### Stated problem
Select and copy out every line in the records containing "prescription".
═══ Record list ═══
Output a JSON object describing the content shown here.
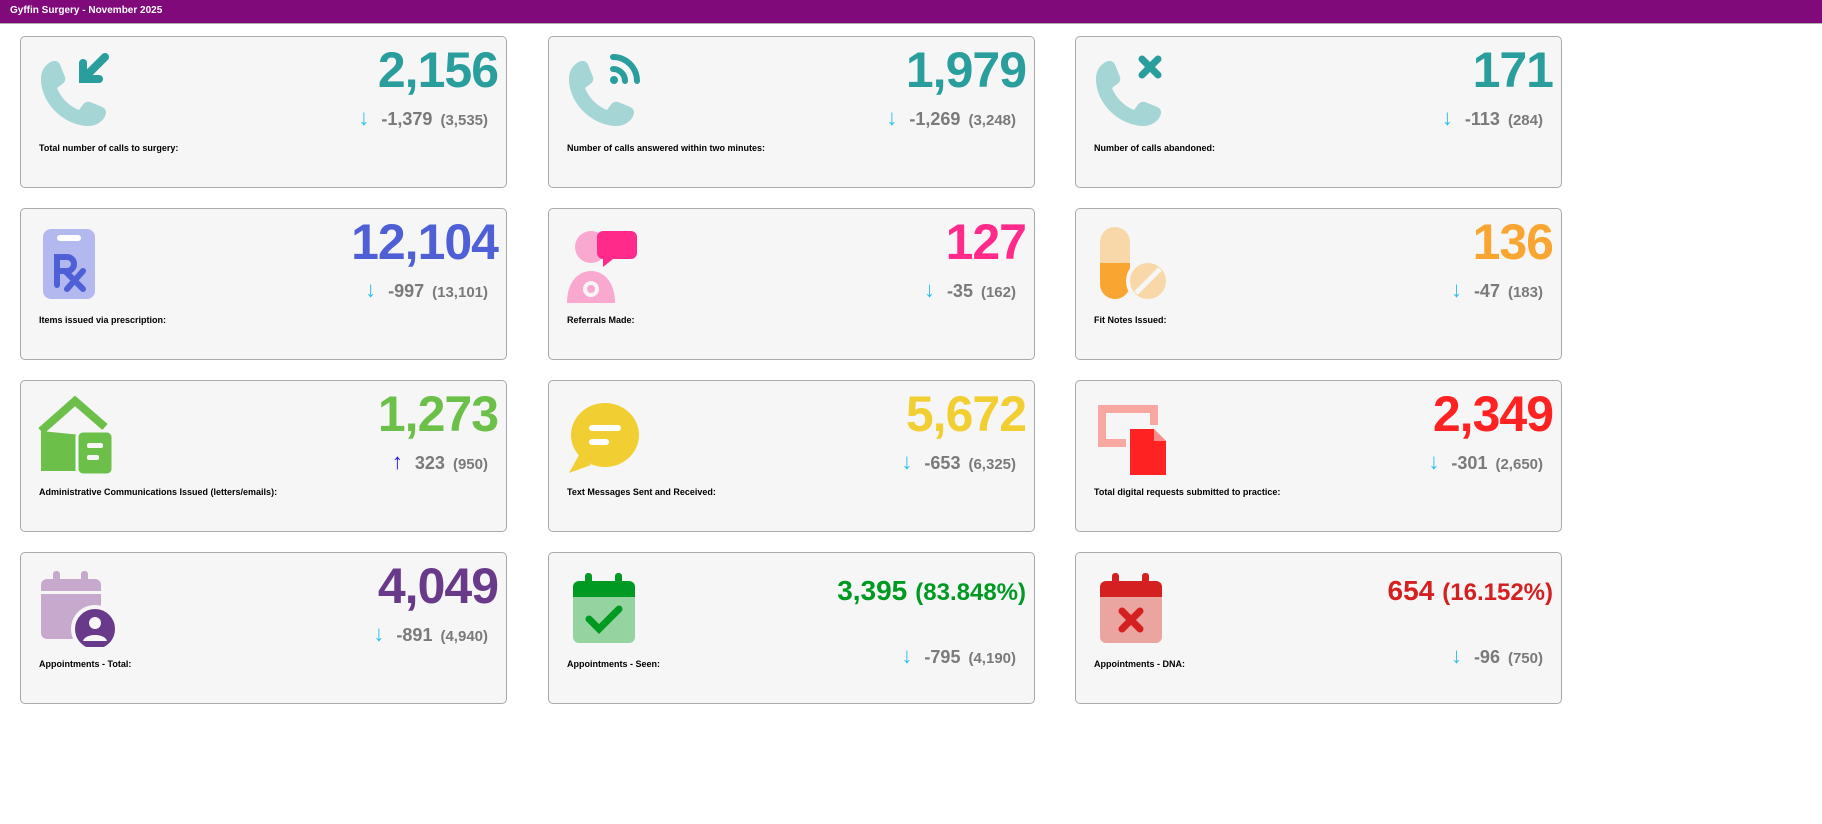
{
  "header": {
    "title": "Gyffin Surgery - November 2025"
  },
  "colors": {
    "header": "#800a7a",
    "down_arrow": "#29c0f0",
    "up_arrow": "#2211ee",
    "change_text": "#7a7a7a"
  },
  "cards": [
    {
      "label": "Total number of calls to surgery:",
      "value": "2,156",
      "change": "-1,379",
      "previous": "(3,535)",
      "direction": "down",
      "icon": "phone-incoming-icon",
      "color": "#2a9d9d",
      "light": "#a6d5d5"
    },
    {
      "label": "Number of calls answered within two minutes:",
      "value": "1,979",
      "change": "-1,269",
      "previous": "(3,248)",
      "direction": "down",
      "icon": "phone-answered-icon",
      "color": "#2a9d9d",
      "light": "#a6d5d5"
    },
    {
      "label": "Number of calls abandoned:",
      "value": "171",
      "change": "-113",
      "previous": "(284)",
      "direction": "down",
      "icon": "phone-abandoned-icon",
      "color": "#2a9d9d",
      "light": "#a6d5d5"
    },
    {
      "label": "Items issued via prescription:",
      "value": "12,104",
      "change": "-997",
      "previous": "(13,101)",
      "direction": "down",
      "icon": "prescription-icon",
      "color": "#4f5fd6",
      "light": "#b3b8ee"
    },
    {
      "label": "Referrals Made:",
      "value": "127",
      "change": "-35",
      "previous": "(162)",
      "direction": "down",
      "icon": "referral-icon",
      "color": "#ff2a8a",
      "light": "#f9a8cf"
    },
    {
      "label": "Fit Notes Issued:",
      "value": "136",
      "change": "-47",
      "previous": "(183)",
      "direction": "down",
      "icon": "pills-icon",
      "color": "#f9a531",
      "light": "#f8d8a8"
    },
    {
      "label": "Administrative Communications Issued (letters/emails):",
      "value": "1,273",
      "change": "323",
      "previous": "(950)",
      "direction": "up",
      "icon": "letter-icon",
      "color": "#6cc04a",
      "light": "#6cc04a"
    },
    {
      "label": "Text Messages Sent and Received:",
      "value": "5,672",
      "change": "-653",
      "previous": "(6,325)",
      "direction": "down",
      "icon": "message-icon",
      "color": "#f1cf33",
      "light": "#f1cf33"
    },
    {
      "label": "Total digital requests submitted to practice:",
      "value": "2,349",
      "change": "-301",
      "previous": "(2,650)",
      "direction": "down",
      "icon": "digital-request-icon",
      "color": "#ff2222",
      "light": "#f8a8a0"
    },
    {
      "label": "Appointments - Total:",
      "value": "4,049",
      "change": "-891",
      "previous": "(4,940)",
      "direction": "down",
      "icon": "calendar-user-icon",
      "color": "#6a3a8a",
      "light": "#c6a9cc"
    },
    {
      "label": "Appointments - Seen:",
      "value": "3,395",
      "percent": "(83.848%)",
      "change": "-795",
      "previous": "(4,190)",
      "direction": "down",
      "icon": "calendar-check-icon",
      "color": "#009a22",
      "light": "#95d3a0"
    },
    {
      "label": "Appointments - DNA:",
      "value": "654",
      "percent": "(16.152%)",
      "change": "-96",
      "previous": "(750)",
      "direction": "down",
      "icon": "calendar-x-icon",
      "color": "#d42020",
      "light": "#eba5a0"
    }
  ]
}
═══
### Answer to this task
      "label": "Items issued via prescription:",
      "icon": "prescription-icon",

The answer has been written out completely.